> _The data_
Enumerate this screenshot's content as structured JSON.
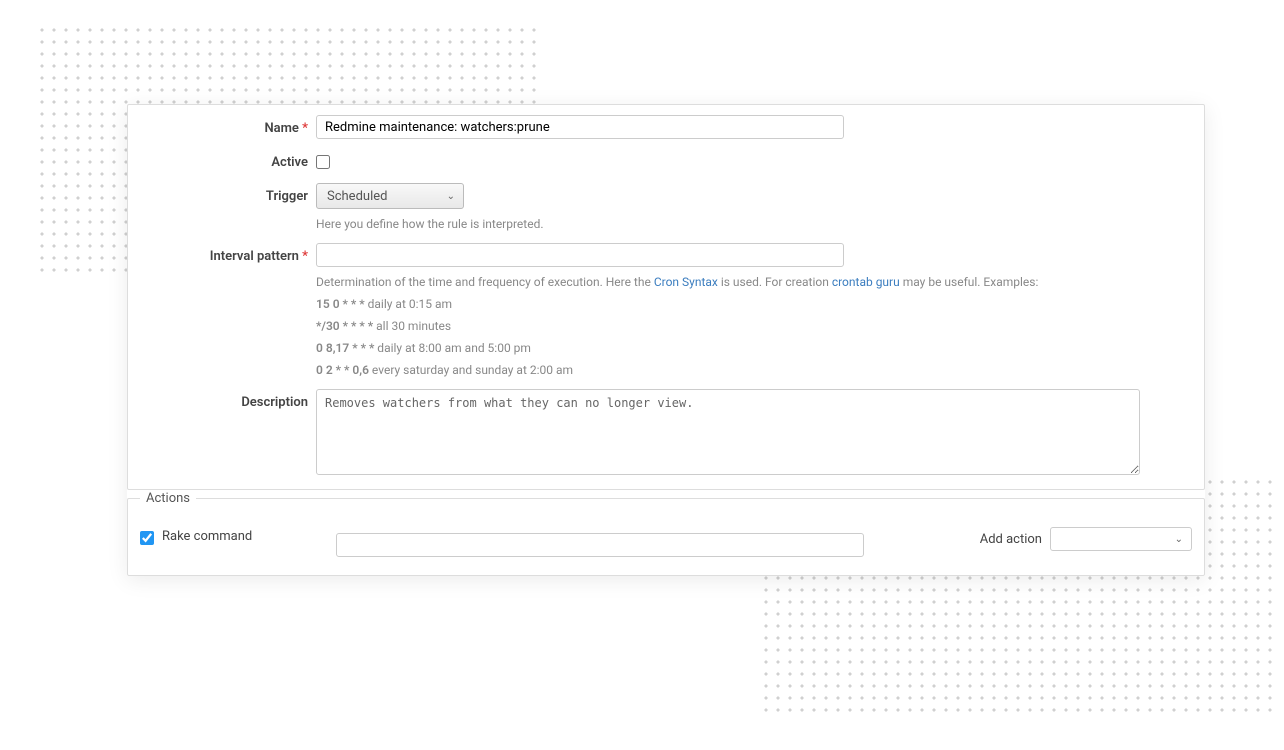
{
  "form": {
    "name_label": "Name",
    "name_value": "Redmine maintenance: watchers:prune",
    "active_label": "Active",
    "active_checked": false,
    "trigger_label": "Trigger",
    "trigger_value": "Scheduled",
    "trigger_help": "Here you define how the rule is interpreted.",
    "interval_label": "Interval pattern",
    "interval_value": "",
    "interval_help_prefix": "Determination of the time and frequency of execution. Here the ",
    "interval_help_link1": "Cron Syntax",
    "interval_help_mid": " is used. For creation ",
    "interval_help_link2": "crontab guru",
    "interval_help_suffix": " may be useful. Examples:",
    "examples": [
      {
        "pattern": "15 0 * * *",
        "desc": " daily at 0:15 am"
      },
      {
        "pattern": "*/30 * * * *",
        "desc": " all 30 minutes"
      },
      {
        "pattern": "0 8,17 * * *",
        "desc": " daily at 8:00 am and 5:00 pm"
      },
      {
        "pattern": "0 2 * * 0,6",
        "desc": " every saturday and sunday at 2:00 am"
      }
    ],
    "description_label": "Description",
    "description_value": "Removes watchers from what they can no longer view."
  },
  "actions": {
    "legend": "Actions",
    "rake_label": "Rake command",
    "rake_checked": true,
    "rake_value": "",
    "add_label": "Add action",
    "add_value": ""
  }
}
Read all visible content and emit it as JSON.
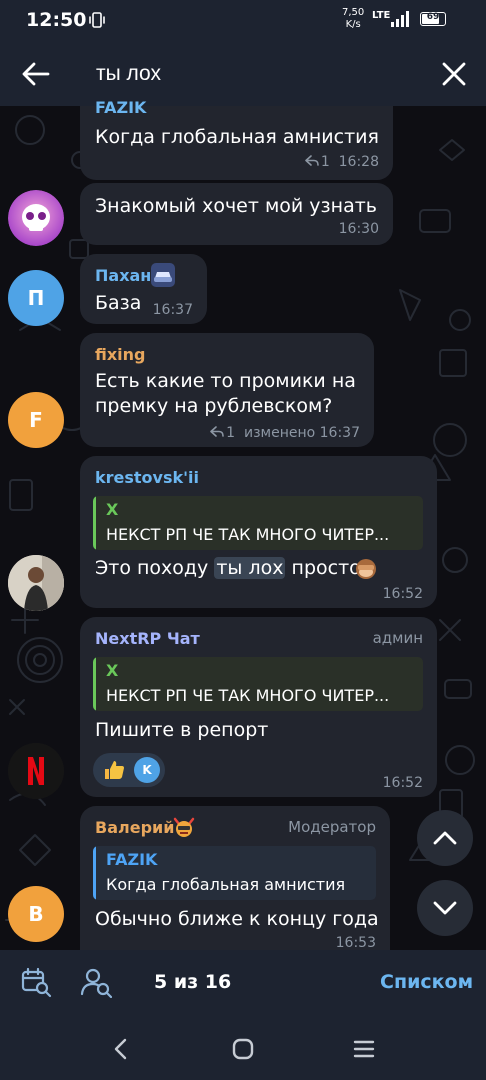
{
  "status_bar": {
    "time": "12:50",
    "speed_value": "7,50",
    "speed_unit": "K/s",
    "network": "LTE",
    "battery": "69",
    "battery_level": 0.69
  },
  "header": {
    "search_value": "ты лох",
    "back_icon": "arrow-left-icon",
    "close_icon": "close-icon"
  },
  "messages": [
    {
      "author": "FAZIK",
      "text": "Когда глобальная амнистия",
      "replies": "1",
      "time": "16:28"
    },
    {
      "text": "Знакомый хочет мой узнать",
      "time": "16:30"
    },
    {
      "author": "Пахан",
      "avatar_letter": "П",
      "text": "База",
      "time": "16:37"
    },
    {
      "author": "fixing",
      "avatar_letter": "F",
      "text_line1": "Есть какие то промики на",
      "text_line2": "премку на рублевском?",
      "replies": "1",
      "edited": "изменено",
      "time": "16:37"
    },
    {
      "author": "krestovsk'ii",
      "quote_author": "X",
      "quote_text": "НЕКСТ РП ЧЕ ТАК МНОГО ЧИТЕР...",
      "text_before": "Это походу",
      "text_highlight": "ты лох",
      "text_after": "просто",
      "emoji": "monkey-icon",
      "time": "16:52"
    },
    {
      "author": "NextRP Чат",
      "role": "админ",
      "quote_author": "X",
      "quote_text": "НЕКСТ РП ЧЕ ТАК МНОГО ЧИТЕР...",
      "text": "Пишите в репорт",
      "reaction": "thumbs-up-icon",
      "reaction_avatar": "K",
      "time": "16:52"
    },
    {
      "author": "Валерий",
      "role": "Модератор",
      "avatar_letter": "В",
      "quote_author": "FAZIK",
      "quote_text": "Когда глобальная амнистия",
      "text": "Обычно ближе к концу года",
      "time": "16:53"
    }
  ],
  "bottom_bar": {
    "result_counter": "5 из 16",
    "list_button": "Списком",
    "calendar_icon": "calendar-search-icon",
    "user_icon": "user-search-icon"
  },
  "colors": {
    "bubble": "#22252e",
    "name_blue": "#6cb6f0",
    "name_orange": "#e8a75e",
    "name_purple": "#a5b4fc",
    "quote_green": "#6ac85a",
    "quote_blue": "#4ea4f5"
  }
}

> _Work to be completed_
Exactly reproduce each record, leaving out any pictures.

> _Full response_
Enumerate this screenshot's content as structured JSON.
{
  "form": {
    "name_label": "Name",
    "name_value": "Redmine maintenance: watchers:prune",
    "active_label": "Active",
    "active_checked": false,
    "trigger_label": "Trigger",
    "trigger_value": "Scheduled",
    "trigger_help": "Here you define how the rule is interpreted.",
    "interval_label": "Interval pattern",
    "interval_value": "",
    "interval_help_prefix": "Determination of the time and frequency of execution. Here the ",
    "interval_help_link1": "Cron Syntax",
    "interval_help_mid": " is used. For creation ",
    "interval_help_link2": "crontab guru",
    "interval_help_suffix": " may be useful. Examples:",
    "examples": [
      {
        "pattern": "15 0 * * *",
        "desc": " daily at 0:15 am"
      },
      {
        "pattern": "*/30 * * * *",
        "desc": " all 30 minutes"
      },
      {
        "pattern": "0 8,17 * * *",
        "desc": " daily at 8:00 am and 5:00 pm"
      },
      {
        "pattern": "0 2 * * 0,6",
        "desc": " every saturday and sunday at 2:00 am"
      }
    ],
    "description_label": "Description",
    "description_value": "Removes watchers from what they can no longer view."
  },
  "actions": {
    "legend": "Actions",
    "rake_label": "Rake command",
    "rake_checked": true,
    "rake_value": "",
    "add_label": "Add action",
    "add_value": ""
  }
}
Read all visible content and emit it as JSON.
{
  "status_bar": {
    "time": "12:50",
    "speed_value": "7,50",
    "speed_unit": "K/s",
    "network": "LTE",
    "battery": "69",
    "battery_level": 0.69
  },
  "header": {
    "search_value": "ты лох",
    "back_icon": "arrow-left-icon",
    "close_icon": "close-icon"
  },
  "messages": [
    {
      "author": "FAZIK",
      "text": "Когда глобальная амнистия",
      "replies": "1",
      "time": "16:28"
    },
    {
      "text": "Знакомый хочет мой узнать",
      "time": "16:30"
    },
    {
      "author": "Пахан",
      "avatar_letter": "П",
      "text": "База",
      "time": "16:37"
    },
    {
      "author": "fixing",
      "avatar_letter": "F",
      "text_line1": "Есть какие то промики на",
      "text_line2": "премку на рублевском?",
      "replies": "1",
      "edited": "изменено",
      "time": "16:37"
    },
    {
      "author": "krestovsk'ii",
      "quote_author": "X",
      "quote_text": "НЕКСТ РП ЧЕ ТАК МНОГО ЧИТЕР...",
      "text_before": "Это походу",
      "text_highlight": "ты лох",
      "text_after": "просто",
      "emoji": "monkey-icon",
      "time": "16:52"
    },
    {
      "author": "NextRP Чат",
      "role": "админ",
      "quote_author": "X",
      "quote_text": "НЕКСТ РП ЧЕ ТАК МНОГО ЧИТЕР...",
      "text": "Пишите в репорт",
      "reaction": "thumbs-up-icon",
      "reaction_avatar": "K",
      "time": "16:52"
    },
    {
      "author": "Валерий",
      "role": "Модератор",
      "avatar_letter": "В",
      "quote_author": "FAZIK",
      "quote_text": "Когда глобальная амнистия",
      "text": "Обычно ближе к концу года",
      "time": "16:53"
    }
  ],
  "bottom_bar": {
    "result_counter": "5 из 16",
    "list_button": "Списком",
    "calendar_icon": "calendar-search-icon",
    "user_icon": "user-search-icon"
  },
  "colors": {
    "bubble": "#22252e",
    "name_blue": "#6cb6f0",
    "name_orange": "#e8a75e",
    "name_purple": "#a5b4fc",
    "quote_green": "#6ac85a",
    "quote_blue": "#4ea4f5"
  }
}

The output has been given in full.